— AIM —
Below are the records; reproduce all of them exactly but without any images.

------------------------

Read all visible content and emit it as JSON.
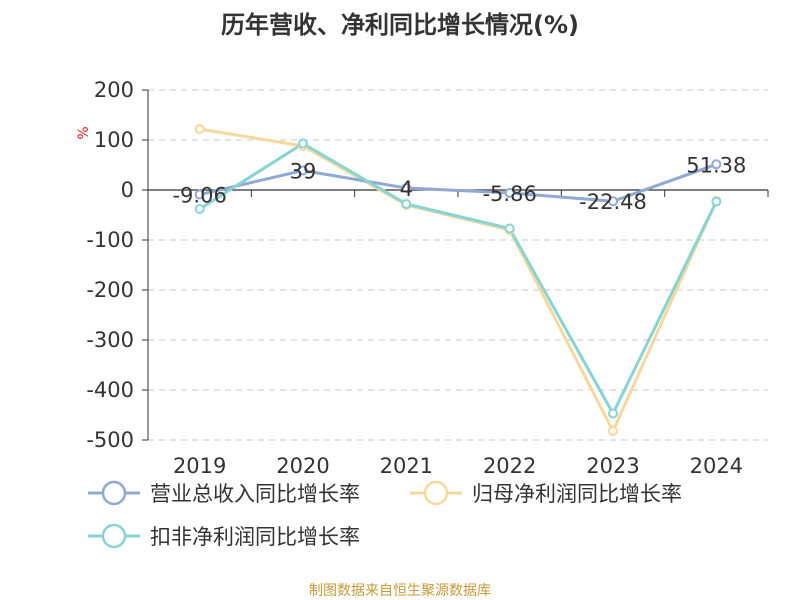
{
  "chart_data": {
    "type": "line",
    "title": "历年营收、净利同比增长情况(%)",
    "ylabel": "%",
    "ylim": [
      -500,
      200
    ],
    "yticks": [
      200,
      100,
      0,
      -100,
      -200,
      -300,
      -400,
      -500
    ],
    "categories": [
      "2019",
      "2020",
      "2021",
      "2022",
      "2023",
      "2024"
    ],
    "grid": true,
    "legend_position": "bottom",
    "series": [
      {
        "name": "营业总收入同比增长率",
        "color": "#8fa8d6",
        "values": [
          -9.06,
          39,
          4,
          -5.86,
          -22.48,
          51.38
        ],
        "labels": [
          "-9.06",
          "39",
          "4",
          "-5.86",
          "-22.48",
          "51.38"
        ]
      },
      {
        "name": "归母净利润同比增长率",
        "color": "#f7d79c",
        "values": [
          122,
          88,
          -30,
          -80,
          -482,
          -22
        ]
      },
      {
        "name": "扣非净利润同比增长率",
        "color": "#86d4d4",
        "values": [
          -38,
          93,
          -28,
          -77,
          -447,
          -23
        ]
      }
    ]
  },
  "source": "制图数据来自恒生聚源数据库"
}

------------------------

— OUTPUT FOR THIS TASK —
Read all visible content and emit it as JSON.
{
  "chart_data": {
    "type": "line",
    "title": "历年营收、净利同比增长情况(%)",
    "ylabel": "%",
    "ylim": [
      -500,
      200
    ],
    "yticks": [
      200,
      100,
      0,
      -100,
      -200,
      -300,
      -400,
      -500
    ],
    "categories": [
      "2019",
      "2020",
      "2021",
      "2022",
      "2023",
      "2024"
    ],
    "grid": true,
    "legend_position": "bottom",
    "series": [
      {
        "name": "营业总收入同比增长率",
        "color": "#8fa8d6",
        "values": [
          -9.06,
          39,
          4,
          -5.86,
          -22.48,
          51.38
        ],
        "labels": [
          "-9.06",
          "39",
          "4",
          "-5.86",
          "-22.48",
          "51.38"
        ]
      },
      {
        "name": "归母净利润同比增长率",
        "color": "#f7d79c",
        "values": [
          122,
          88,
          -30,
          -80,
          -482,
          -22
        ]
      },
      {
        "name": "扣非净利润同比增长率",
        "color": "#86d4d4",
        "values": [
          -38,
          93,
          -28,
          -77,
          -447,
          -23
        ]
      }
    ]
  },
  "source": "制图数据来自恒生聚源数据库"
}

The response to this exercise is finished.